SOURCE EXTRACT -
____________
# 2nd craft show



## Gixxerjoe04 (May 9, 2015)

Got my second craft show this weekend and figured I'd show off what all I've been working on the past few weeks. Got a wide selection of stuff. Bread boards, serving trays, magnetic bottle openers, pens, bow ties bottle openers and pallet wine racks. Started out slow, didn't sell anything for almost 2 hours but traffic of people seemed pretty slow. But it picked up a lot and did pretty well by the end of the day, of course I don't know what people consider good monetarily wise for a show. My first show I did one of my neighbors, kids are the worst at shows. Today every time kids came in they touched every freaking thing and especially pens, one kid picked up a nice rollerball pen and decided to twist the wrong way until it messed it up, hoping I can fix it. Really wanted to say something but I didn't and just moved them away but gosh kids are annoying at shows. Sold a handful but if you want people to stop into your spot, make wooden bow ties and they will haha.

Reactions: Like 7 | Way Cool 5


----------



## JR Custom Calls (May 9, 2015)

Emily looks happy that you took her pic.

Reactions: Funny 2


----------



## Gixxerjoe04 (May 9, 2015)

I think she was in the middle of saying "are you taking a picture", if i would have told her she would have ran off.


----------



## davduckman2010 (May 9, 2015)

cool stuff joseph those bread boards and fruit platters are sharp good luck sell a ton

Reactions: Thank You! 1


----------



## NYWoodturner (May 9, 2015)

Joe - Thats one hell of an assortment! You've been busy. Great looking offerings too. No surprise to me you did well. Nice job.


----------



## Sprung (May 9, 2015)

Very nice, Joe! Looks like some great pieces!

BTW - the bottle opener that you've got mounted to the boards - where do you get yours? I've been trying to find a place to buy some and haven't found a good place to yet.


----------



## Gixxerjoe04 (May 9, 2015)

Thanks, I think I have like 12 different different items or variations of an item haha. I hate making the same thing over and over again, don't want to get burnt out. Plus having only a couple of things like only cutting boards or pens, if the person didn't come there wanting that they'll move on quick, having a bunch of different stuff to look at helps I think. I think my stuff also stands out because most of the woodworkers who I've seen sell at shows here usually just use plain walnut, cherry and maple for the most part which gets kind of boring. I think throwing in ambrosia maple, some exotics mixed in and curly stuff helps too. One thing I need to learn is quit waiting until the last minute to make everything, yesterday I took off work and did most of my pens and the day before did all of my bowls, I procrastinate way too much haha. The one serving tray I have made of all walnut, it's got a little curl but it's so much darker than most of my walnut it just looks awesome, I've got one 8 foot board and like half of one left, right at a crotch piece at the top with sap and tons of curl, afraid to use the rest haha.
____________
DATA FOR PROCESSING -
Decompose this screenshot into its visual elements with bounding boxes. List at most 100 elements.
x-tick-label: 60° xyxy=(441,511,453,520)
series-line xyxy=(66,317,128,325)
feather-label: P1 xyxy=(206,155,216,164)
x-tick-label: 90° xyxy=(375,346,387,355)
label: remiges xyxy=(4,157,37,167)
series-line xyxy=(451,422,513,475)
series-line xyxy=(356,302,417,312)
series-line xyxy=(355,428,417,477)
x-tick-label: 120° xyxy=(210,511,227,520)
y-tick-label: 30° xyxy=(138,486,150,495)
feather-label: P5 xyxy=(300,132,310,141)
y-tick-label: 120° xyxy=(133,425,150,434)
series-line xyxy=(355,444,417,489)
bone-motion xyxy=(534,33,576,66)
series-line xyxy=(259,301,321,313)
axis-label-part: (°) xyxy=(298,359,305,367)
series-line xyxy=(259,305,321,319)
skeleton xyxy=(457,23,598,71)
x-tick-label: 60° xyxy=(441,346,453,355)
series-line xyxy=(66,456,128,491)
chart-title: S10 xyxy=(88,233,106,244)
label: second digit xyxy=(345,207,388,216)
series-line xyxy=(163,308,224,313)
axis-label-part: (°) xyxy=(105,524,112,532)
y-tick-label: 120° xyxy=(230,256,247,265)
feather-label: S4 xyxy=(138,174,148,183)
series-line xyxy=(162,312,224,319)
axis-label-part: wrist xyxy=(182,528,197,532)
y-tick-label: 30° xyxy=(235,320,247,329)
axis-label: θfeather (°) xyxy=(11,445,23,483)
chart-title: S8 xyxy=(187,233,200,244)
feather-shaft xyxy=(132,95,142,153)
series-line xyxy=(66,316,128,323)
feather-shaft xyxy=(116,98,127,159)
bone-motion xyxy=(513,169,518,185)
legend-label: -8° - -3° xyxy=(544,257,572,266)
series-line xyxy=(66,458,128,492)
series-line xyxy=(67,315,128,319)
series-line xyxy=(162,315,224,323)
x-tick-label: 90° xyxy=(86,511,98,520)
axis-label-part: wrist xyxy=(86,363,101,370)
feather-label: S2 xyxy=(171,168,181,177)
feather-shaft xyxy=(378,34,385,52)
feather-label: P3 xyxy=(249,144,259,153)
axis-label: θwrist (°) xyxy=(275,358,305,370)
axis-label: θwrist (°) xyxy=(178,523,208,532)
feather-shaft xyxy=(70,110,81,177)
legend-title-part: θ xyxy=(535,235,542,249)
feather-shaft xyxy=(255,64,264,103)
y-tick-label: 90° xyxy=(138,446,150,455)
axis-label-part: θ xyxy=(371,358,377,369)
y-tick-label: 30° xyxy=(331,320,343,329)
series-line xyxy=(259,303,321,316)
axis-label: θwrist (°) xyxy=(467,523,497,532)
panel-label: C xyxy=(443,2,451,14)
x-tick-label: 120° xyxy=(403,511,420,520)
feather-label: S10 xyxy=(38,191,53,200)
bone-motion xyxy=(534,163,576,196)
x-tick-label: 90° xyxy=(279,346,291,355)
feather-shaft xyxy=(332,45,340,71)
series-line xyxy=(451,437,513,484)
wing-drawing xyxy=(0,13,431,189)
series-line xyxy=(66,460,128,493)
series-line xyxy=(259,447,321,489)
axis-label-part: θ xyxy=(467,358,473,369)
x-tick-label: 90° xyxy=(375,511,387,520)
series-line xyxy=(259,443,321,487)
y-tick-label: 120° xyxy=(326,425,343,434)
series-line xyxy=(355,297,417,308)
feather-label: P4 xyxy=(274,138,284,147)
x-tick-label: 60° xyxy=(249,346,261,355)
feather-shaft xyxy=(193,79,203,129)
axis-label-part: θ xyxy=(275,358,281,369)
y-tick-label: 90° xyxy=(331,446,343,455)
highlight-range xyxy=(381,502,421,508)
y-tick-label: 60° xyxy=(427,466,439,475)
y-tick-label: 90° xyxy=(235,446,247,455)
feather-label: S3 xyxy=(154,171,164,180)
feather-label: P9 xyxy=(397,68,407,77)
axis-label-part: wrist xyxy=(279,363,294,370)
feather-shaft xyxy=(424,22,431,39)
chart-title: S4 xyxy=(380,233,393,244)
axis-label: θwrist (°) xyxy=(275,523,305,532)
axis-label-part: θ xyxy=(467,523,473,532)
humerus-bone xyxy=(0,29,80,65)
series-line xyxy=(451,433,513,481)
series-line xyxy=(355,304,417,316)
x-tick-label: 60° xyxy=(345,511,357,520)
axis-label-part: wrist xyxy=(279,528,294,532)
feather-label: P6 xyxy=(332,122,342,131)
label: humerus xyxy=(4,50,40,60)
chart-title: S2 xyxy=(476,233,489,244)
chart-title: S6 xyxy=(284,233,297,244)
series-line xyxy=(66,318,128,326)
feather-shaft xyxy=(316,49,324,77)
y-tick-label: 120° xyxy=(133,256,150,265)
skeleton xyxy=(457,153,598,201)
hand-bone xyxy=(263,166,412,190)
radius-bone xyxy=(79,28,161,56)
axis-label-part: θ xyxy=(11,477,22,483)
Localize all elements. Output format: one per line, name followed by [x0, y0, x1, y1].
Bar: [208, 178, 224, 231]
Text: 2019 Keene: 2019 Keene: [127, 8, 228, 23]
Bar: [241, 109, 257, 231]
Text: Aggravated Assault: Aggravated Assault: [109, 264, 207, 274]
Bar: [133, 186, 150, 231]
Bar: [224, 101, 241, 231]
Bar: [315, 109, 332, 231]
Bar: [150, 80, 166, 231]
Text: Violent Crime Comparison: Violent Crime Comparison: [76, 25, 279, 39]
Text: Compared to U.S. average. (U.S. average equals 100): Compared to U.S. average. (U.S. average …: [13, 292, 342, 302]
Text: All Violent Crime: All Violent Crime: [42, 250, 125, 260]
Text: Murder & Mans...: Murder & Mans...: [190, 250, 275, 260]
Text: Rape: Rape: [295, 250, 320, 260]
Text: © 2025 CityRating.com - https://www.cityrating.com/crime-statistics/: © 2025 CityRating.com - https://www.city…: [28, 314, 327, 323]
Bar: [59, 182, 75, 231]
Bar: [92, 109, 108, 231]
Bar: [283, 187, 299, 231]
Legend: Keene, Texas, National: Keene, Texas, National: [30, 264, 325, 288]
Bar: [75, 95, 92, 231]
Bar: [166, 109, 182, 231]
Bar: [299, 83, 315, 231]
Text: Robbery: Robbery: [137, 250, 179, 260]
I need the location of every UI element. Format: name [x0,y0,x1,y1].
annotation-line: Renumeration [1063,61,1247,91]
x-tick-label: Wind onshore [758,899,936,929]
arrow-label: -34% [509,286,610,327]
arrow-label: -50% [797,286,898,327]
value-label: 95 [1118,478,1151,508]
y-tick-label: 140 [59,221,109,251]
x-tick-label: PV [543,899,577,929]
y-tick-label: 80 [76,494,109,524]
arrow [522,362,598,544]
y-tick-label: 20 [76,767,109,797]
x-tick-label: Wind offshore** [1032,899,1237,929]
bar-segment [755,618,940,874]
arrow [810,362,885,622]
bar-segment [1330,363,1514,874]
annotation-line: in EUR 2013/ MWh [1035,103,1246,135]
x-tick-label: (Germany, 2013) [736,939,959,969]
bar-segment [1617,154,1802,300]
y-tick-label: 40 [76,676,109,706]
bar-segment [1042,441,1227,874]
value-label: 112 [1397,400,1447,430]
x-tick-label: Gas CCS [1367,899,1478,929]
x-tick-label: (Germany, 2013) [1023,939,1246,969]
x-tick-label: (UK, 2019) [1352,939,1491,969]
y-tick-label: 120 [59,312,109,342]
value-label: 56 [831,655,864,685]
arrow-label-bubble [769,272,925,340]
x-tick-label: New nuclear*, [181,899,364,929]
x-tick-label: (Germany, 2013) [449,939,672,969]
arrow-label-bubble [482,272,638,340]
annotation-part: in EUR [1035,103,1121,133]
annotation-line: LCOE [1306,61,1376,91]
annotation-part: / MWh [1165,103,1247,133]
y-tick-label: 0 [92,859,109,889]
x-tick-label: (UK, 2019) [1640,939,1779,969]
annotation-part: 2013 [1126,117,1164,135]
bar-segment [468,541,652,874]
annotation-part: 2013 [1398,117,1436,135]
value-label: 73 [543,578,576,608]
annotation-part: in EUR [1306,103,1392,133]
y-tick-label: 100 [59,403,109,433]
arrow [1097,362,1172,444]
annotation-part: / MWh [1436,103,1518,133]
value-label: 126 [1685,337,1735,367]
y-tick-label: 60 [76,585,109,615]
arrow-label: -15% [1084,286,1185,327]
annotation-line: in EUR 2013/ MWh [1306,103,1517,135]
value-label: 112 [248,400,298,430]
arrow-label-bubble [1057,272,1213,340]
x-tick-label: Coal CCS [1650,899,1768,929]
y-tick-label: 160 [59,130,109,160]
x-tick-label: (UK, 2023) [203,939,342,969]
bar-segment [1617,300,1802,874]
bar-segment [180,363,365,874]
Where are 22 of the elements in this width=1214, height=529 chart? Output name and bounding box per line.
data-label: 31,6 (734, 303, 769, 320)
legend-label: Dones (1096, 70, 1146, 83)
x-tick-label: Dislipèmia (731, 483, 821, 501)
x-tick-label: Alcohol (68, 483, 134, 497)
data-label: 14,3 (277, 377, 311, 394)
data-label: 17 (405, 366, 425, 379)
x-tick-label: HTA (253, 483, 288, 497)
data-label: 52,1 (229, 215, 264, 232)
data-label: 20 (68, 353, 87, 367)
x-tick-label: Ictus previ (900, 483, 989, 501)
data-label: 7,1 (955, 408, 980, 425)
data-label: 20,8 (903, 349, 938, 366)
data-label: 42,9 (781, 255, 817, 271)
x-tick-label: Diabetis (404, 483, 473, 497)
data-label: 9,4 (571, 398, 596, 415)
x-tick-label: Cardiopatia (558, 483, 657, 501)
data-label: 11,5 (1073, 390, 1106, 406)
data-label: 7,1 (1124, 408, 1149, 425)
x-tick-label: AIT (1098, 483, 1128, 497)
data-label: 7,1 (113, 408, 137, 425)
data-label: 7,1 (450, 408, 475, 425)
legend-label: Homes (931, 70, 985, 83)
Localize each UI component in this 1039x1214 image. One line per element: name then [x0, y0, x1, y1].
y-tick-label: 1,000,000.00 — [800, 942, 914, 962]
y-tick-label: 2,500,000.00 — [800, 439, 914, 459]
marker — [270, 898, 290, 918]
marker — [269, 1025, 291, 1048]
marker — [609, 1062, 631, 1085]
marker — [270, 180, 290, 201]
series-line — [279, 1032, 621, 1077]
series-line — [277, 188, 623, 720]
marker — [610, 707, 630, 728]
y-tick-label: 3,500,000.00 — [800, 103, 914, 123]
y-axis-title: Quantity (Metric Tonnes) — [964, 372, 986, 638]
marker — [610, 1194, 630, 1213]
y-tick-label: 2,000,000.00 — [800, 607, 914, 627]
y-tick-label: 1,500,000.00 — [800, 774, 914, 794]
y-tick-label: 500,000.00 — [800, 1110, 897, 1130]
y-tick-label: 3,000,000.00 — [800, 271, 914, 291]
____________
LIST OF TASKS -
a) Can you rewrite everything in the records from the first line down to the line containing "series-line xyxy=(259,301,321,313)", replacing "feather-label" with "feather-tag" and keeping all else unchanged?
b) Could you carry on the craft show forum thread from the point where it stops?
The records bear no relation to the craft show forum thread.

ANSWERS -
a)
Decompose this screenshot into its visual elements with bounding boxes. List at most 100 elements.
x-tick-label: 60° xyxy=(441,511,453,520)
series-line xyxy=(66,317,128,325)
feather-tag: P1 xyxy=(206,155,216,164)
x-tick-label: 90° xyxy=(375,346,387,355)
label: remiges xyxy=(4,157,37,167)
series-line xyxy=(451,422,513,475)
series-line xyxy=(356,302,417,312)
series-line xyxy=(355,428,417,477)
x-tick-label: 120° xyxy=(210,511,227,520)
y-tick-label: 30° xyxy=(138,486,150,495)
feather-tag: P5 xyxy=(300,132,310,141)
y-tick-label: 120° xyxy=(133,425,150,434)
series-line xyxy=(355,444,417,489)
bone-motion xyxy=(534,33,576,66)
series-line xyxy=(259,301,321,313)

b)
----------



## Gixxerjoe04 (May 9, 2015)

Sprung said:


> Very nice, Joe! Looks like some great pieces!
> 
> BTW - the bottle opener that you've got mounted to the boards - where do you get yours? I've been trying to find a place to buy some and haven't found a good place to yet.



Are you talking about the bottle opener part? If so I assume you aren't talking about the UK one haha, but I get the black ones at hobby lobby, usually on sale for like 50% off which makes them cost $1.50, cheapest you can find them anywhere.

Reactions: Thank You! 1


----------



## Sprung (May 9, 2015)

Gixxerjoe04 said:


> Are you talking about the bottle opener part? If so I assume you aren't talking about the UK one haha, but I get the black ones at hobby lobby, usually on sale for like 50% off which makes them cost $1.50, cheapest you can find them anywhere.



Thanks! Going to have to try and find them the next time I get dragged into Hobby Lobby. (And, yes, the black ones, lol!)


----------



## barry richardson (May 9, 2015)

Wow, you've been busy! lots of nice looking stuff. I found shows were always a crap shoot, hope you did well...


----------



## Nature Man (May 9, 2015)

Can't believe you procrastinated what with all the projects you had on display! Great assortment -- something for everyone! Chuck


----------



## Tony (May 9, 2015)

If you did all that last minute I'd hate to see what you can crank out in 2 weeks! Nice assortment, I really like those bread boards of yours! Tony


----------



## Gixxerjoe04 (May 10, 2015)

Well I consider last minute right at 2 weeks haha, I work full time so it's a lot of stuff to get done in a couple weeks working after work and on the weekends. Can be kind of stressful having to finish stuff up late but it's nice all the complements I get, if complements could help buy more tools haha.


----------



## manbuckwal (May 10, 2015)

Awesome array of wood goodies Joe ! I like the handles on your bread boards, nice touch .


----------



## Tony (May 10, 2015)

Joe, I fully understand! I work 60+ at my job, then try to get some woodworking done after that! Tony


----------



## Gixxerjoe04 (May 10, 2015)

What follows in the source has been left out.